Problem statement: Which lines include the word "color"? Copy each of them.

[Records about charts and figures]
* Start *
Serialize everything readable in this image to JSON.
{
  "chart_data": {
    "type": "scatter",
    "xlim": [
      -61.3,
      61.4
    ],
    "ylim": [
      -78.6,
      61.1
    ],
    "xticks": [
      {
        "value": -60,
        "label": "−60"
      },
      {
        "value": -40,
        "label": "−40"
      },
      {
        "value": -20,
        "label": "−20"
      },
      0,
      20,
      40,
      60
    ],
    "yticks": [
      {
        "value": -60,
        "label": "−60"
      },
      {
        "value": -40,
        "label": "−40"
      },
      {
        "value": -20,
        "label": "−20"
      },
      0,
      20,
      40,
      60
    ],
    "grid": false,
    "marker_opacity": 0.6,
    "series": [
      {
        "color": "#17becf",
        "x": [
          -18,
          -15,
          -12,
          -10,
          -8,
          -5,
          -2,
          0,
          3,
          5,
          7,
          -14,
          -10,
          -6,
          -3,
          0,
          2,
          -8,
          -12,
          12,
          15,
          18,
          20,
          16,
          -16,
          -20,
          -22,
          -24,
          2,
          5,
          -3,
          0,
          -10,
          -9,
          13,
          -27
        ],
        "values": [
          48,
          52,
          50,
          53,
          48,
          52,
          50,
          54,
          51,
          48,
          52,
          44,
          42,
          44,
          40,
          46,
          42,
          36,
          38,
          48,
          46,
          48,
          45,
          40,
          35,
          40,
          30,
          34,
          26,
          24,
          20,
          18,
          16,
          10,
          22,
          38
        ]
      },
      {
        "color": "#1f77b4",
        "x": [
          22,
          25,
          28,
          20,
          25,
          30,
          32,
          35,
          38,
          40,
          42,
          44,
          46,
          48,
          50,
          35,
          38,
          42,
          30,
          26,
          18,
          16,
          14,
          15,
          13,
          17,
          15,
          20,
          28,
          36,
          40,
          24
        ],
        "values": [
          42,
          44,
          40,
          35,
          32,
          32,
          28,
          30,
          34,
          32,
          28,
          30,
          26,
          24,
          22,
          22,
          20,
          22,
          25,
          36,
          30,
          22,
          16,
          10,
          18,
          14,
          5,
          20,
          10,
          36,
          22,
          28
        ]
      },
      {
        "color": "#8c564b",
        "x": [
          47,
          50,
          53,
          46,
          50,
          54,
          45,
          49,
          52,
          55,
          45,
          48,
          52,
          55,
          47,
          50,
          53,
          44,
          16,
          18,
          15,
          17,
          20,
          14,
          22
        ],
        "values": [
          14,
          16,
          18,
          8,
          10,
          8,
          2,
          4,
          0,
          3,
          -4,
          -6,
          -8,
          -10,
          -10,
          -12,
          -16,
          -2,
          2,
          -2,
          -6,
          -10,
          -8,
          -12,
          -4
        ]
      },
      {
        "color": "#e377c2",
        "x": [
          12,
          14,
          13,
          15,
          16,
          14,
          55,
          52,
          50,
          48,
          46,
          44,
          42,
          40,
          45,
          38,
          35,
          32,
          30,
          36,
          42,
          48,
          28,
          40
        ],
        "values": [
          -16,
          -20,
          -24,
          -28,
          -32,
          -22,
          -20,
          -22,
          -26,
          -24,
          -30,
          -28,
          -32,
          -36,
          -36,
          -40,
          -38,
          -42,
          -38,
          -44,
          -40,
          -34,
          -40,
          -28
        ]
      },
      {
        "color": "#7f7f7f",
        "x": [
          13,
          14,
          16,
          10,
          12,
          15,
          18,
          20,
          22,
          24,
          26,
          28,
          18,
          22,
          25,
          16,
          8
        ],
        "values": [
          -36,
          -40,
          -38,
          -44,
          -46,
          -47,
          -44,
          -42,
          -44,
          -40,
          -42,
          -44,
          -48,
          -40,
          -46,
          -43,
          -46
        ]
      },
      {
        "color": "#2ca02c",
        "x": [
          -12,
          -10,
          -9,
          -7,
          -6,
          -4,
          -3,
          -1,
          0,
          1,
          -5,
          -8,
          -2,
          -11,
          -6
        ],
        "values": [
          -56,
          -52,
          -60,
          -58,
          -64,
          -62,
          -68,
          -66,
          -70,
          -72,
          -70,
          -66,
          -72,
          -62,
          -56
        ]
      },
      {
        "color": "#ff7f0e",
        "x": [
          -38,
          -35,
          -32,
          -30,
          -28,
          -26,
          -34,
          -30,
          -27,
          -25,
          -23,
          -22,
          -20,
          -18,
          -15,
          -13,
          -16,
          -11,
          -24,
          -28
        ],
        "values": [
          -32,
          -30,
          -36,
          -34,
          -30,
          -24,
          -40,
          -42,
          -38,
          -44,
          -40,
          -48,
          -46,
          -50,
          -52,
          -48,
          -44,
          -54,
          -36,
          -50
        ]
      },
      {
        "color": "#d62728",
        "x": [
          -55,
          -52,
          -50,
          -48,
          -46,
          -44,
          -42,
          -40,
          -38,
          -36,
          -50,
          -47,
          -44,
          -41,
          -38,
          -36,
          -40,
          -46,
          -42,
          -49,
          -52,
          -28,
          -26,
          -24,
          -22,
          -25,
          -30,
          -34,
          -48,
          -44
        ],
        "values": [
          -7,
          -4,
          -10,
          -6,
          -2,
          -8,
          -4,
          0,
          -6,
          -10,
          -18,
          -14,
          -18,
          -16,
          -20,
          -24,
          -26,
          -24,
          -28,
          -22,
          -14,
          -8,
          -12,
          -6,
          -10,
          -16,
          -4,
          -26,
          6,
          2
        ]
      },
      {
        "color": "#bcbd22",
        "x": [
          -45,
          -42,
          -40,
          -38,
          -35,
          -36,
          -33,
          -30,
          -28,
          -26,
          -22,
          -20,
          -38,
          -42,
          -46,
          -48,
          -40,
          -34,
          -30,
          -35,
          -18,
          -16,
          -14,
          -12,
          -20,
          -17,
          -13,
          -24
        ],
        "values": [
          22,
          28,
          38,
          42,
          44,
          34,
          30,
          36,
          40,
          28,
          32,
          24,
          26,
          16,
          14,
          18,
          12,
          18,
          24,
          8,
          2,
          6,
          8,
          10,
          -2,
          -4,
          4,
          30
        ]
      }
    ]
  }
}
* End *
The result:
        "color": "#17becf",
        "color": "#1f77b4",
        "color": "#8c564b",
        "color": "#e377c2",
        "color": "#7f7f7f",
        "color": "#2ca02c",
        "color": "#ff7f0e",
        "color": "#d62728",
        "color": "#bcbd22",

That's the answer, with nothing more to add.